▶ _EXERCISE DATA_:

## Start

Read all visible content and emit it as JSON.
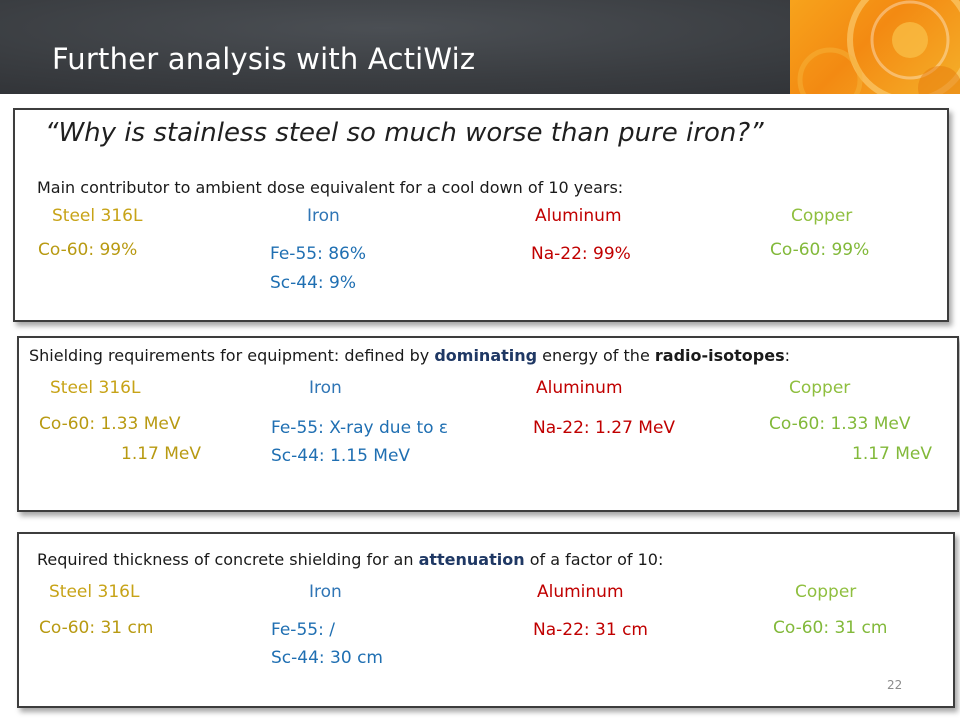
{
  "slide": {
    "title": "Further analysis with ActiWiz",
    "question": "“Why is stainless steel so much worse than pure iron?”",
    "page_number": "22"
  },
  "materials": {
    "steel": "Steel 316L",
    "iron": "Iron",
    "aluminum": "Aluminum",
    "copper": "Copper"
  },
  "section1": {
    "caption": "Main contributor to ambient dose equivalent for a cool down of 10 years:",
    "steel": [
      "Co-60:  99%"
    ],
    "iron": [
      "Fe-55:  86%",
      "Sc-44:     9%"
    ],
    "aluminum": [
      "Na-22:  99%"
    ],
    "copper": [
      "Co-60:  99%"
    ]
  },
  "section2": {
    "caption_pre": "Shielding requirements for equipment: defined by ",
    "caption_b1": "dominating",
    "caption_mid": " energy of the ",
    "caption_b2": "radio-isotopes",
    "caption_post": ":",
    "steel": [
      "Co-60:  1.33 MeV",
      "1.17 MeV"
    ],
    "iron": [
      "Fe-55:  X-ray due to ε",
      "Sc-44:  1.15 MeV"
    ],
    "aluminum": [
      "Na-22:  1.27 MeV"
    ],
    "copper": [
      "Co-60:  1.33 MeV",
      "1.17 MeV"
    ]
  },
  "section3": {
    "caption_pre": "Required thickness of concrete shielding for an ",
    "caption_b": "attenuation",
    "caption_post": " of a factor of 10:",
    "steel": [
      "Co-60:  31 cm"
    ],
    "iron": [
      "Fe-55:  /",
      "Sc-44:  30 cm"
    ],
    "aluminum": [
      "Na-22:  31 cm"
    ],
    "copper": [
      "Co-60:  31 cm"
    ]
  },
  "colors": {
    "steel": "#c7a317",
    "iron": "#2f75b5",
    "aluminum": "#c00000",
    "copper": "#8fbf3f",
    "header_bg": "#3a3d41",
    "accent_orange": "#f38a12"
  }
}
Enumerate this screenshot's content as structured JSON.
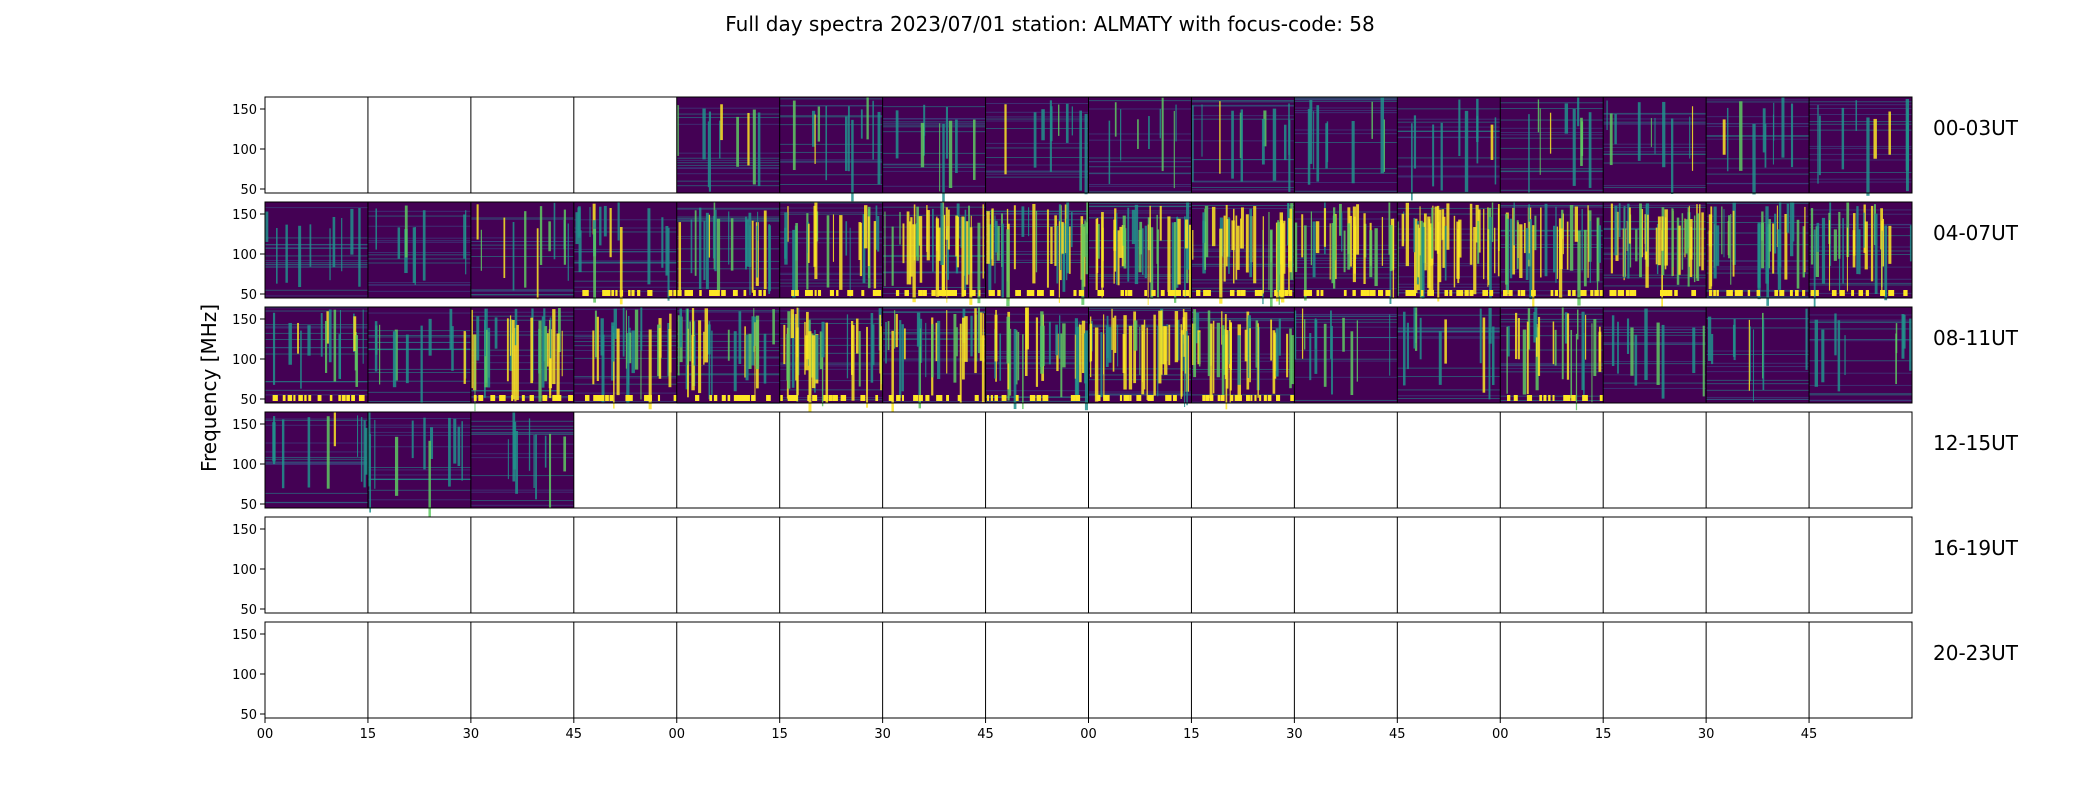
{
  "chart_data": {
    "type": "heatmap",
    "title": "Full day spectra 2023/07/01 station: ALMATY with focus-code: 58",
    "ylabel": "Frequency [MHz]",
    "y_ticks": [
      50,
      100,
      150
    ],
    "ylim": [
      45,
      165
    ],
    "x_tick_labels": [
      "00",
      "15",
      "30",
      "45",
      "00",
      "15",
      "30",
      "45",
      "00",
      "15",
      "30",
      "45",
      "00",
      "15",
      "30",
      "45"
    ],
    "colormap": [
      "#440154",
      "#3b528b",
      "#21918c",
      "#5ec962",
      "#fde725"
    ],
    "rows": [
      {
        "label": "00-03UT",
        "panels_with_data": [
          4,
          5,
          6,
          7,
          8,
          9,
          10,
          11,
          12,
          13,
          14,
          15
        ],
        "bright": [
          0,
          0,
          0,
          0,
          0.05,
          0.08,
          0.06,
          0.05,
          0.04,
          0.08,
          0.05,
          0.05,
          0.06,
          0.06,
          0.05,
          0.06
        ]
      },
      {
        "label": "04-07UT",
        "panels_with_data": [
          0,
          1,
          2,
          3,
          4,
          5,
          6,
          7,
          8,
          9,
          10,
          11,
          12,
          13,
          14,
          15
        ],
        "bright": [
          0.05,
          0.04,
          0.08,
          0.15,
          0.25,
          0.3,
          0.5,
          0.45,
          0.5,
          0.55,
          0.4,
          0.6,
          0.45,
          0.55,
          0.4,
          0.35
        ]
      },
      {
        "label": "08-11UT",
        "panels_with_data": [
          0,
          1,
          2,
          3,
          4,
          5,
          6,
          7,
          8,
          9,
          10,
          11,
          12,
          13,
          14,
          15
        ],
        "bright": [
          0.15,
          0.08,
          0.4,
          0.3,
          0.35,
          0.45,
          0.35,
          0.4,
          0.55,
          0.5,
          0.1,
          0.1,
          0.3,
          0.05,
          0.06,
          0.06
        ]
      },
      {
        "label": "12-15UT",
        "panels_with_data": [
          0,
          1,
          2
        ],
        "bright": [
          0.05,
          0.08,
          0.06,
          0,
          0,
          0,
          0,
          0,
          0,
          0,
          0,
          0,
          0,
          0,
          0,
          0
        ]
      },
      {
        "label": "16-19UT",
        "panels_with_data": [],
        "bright": []
      },
      {
        "label": "20-23UT",
        "panels_with_data": [],
        "bright": []
      }
    ]
  }
}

## End

▶ _AIM OF THE EXERCISE_: Reproduce the material above verbatim; omit every picture.

▶ _THE SOLUTION_:
Read all visible content and emit it as JSON.
{
  "slide": {
    "title": "Further analysis with ActiWiz",
    "question": "“Why is stainless steel so much worse than pure iron?”",
    "page_number": "22"
  },
  "materials": {
    "steel": "Steel 316L",
    "iron": "Iron",
    "aluminum": "Aluminum",
    "copper": "Copper"
  },
  "section1": {
    "caption": "Main contributor to ambient dose equivalent for a cool down of 10 years:",
    "steel": [
      "Co-60:  99%"
    ],
    "iron": [
      "Fe-55:  86%",
      "Sc-44:     9%"
    ],
    "aluminum": [
      "Na-22:  99%"
    ],
    "copper": [
      "Co-60:  99%"
    ]
  },
  "section2": {
    "caption_pre": "Shielding requirements for equipment: defined by ",
    "caption_b1": "dominating",
    "caption_mid": " energy of the ",
    "caption_b2": "radio-isotopes",
    "caption_post": ":",
    "steel": [
      "Co-60:  1.33 MeV",
      "1.17 MeV"
    ],
    "iron": [
      "Fe-55:  X-ray due to ε",
      "Sc-44:  1.15 MeV"
    ],
    "aluminum": [
      "Na-22:  1.27 MeV"
    ],
    "copper": [
      "Co-60:  1.33 MeV",
      "1.17 MeV"
    ]
  },
  "section3": {
    "caption_pre": "Required thickness of concrete shielding for an ",
    "caption_b": "attenuation",
    "caption_post": " of a factor of 10:",
    "steel": [
      "Co-60:  31 cm"
    ],
    "iron": [
      "Fe-55:  /",
      "Sc-44:  30 cm"
    ],
    "aluminum": [
      "Na-22:  31 cm"
    ],
    "copper": [
      "Co-60:  31 cm"
    ]
  },
  "colors": {
    "steel": "#c7a317",
    "iron": "#2f75b5",
    "aluminum": "#c00000",
    "copper": "#8fbf3f",
    "header_bg": "#3a3d41",
    "accent_orange": "#f38a12"
  }
}
Enumerate this screenshot's content as structured JSON.
{
  "chart_data": {
    "type": "heatmap",
    "title": "Full day spectra 2023/07/01 station: ALMATY with focus-code: 58",
    "ylabel": "Frequency [MHz]",
    "y_ticks": [
      50,
      100,
      150
    ],
    "ylim": [
      45,
      165
    ],
    "x_tick_labels": [
      "00",
      "15",
      "30",
      "45",
      "00",
      "15",
      "30",
      "45",
      "00",
      "15",
      "30",
      "45",
      "00",
      "15",
      "30",
      "45"
    ],
    "colormap": [
      "#440154",
      "#3b528b",
      "#21918c",
      "#5ec962",
      "#fde725"
    ],
    "rows": [
      {
        "label": "00-03UT",
        "panels_with_data": [
          4,
          5,
          6,
          7,
          8,
          9,
          10,
          11,
          12,
          13,
          14,
          15
        ],
        "bright": [
          0,
          0,
          0,
          0,
          0.05,
          0.08,
          0.06,
          0.05,
          0.04,
          0.08,
          0.05,
          0.05,
          0.06,
          0.06,
          0.05,
          0.06
        ]
      },
      {
        "label": "04-07UT",
        "panels_with_data": [
          0,
          1,
          2,
          3,
          4,
          5,
          6,
          7,
          8,
          9,
          10,
          11,
          12,
          13,
          14,
          15
        ],
        "bright": [
          0.05,
          0.04,
          0.08,
          0.15,
          0.25,
          0.3,
          0.5,
          0.45,
          0.5,
          0.55,
          0.4,
          0.6,
          0.45,
          0.55,
          0.4,
          0.35
        ]
      },
      {
        "label": "08-11UT",
        "panels_with_data": [
          0,
          1,
          2,
          3,
          4,
          5,
          6,
          7,
          8,
          9,
          10,
          11,
          12,
          13,
          14,
          15
        ],
        "bright": [
          0.15,
          0.08,
          0.4,
          0.3,
          0.35,
          0.45,
          0.35,
          0.4,
          0.55,
          0.5,
          0.1,
          0.1,
          0.3,
          0.05,
          0.06,
          0.06
        ]
      },
      {
        "label": "12-15UT",
        "panels_with_data": [
          0,
          1,
          2
        ],
        "bright": [
          0.05,
          0.08,
          0.06,
          0,
          0,
          0,
          0,
          0,
          0,
          0,
          0,
          0,
          0,
          0,
          0,
          0
        ]
      },
      {
        "label": "16-19UT",
        "panels_with_data": [],
        "bright": []
      },
      {
        "label": "20-23UT",
        "panels_with_data": [],
        "bright": []
      }
    ]
  }
}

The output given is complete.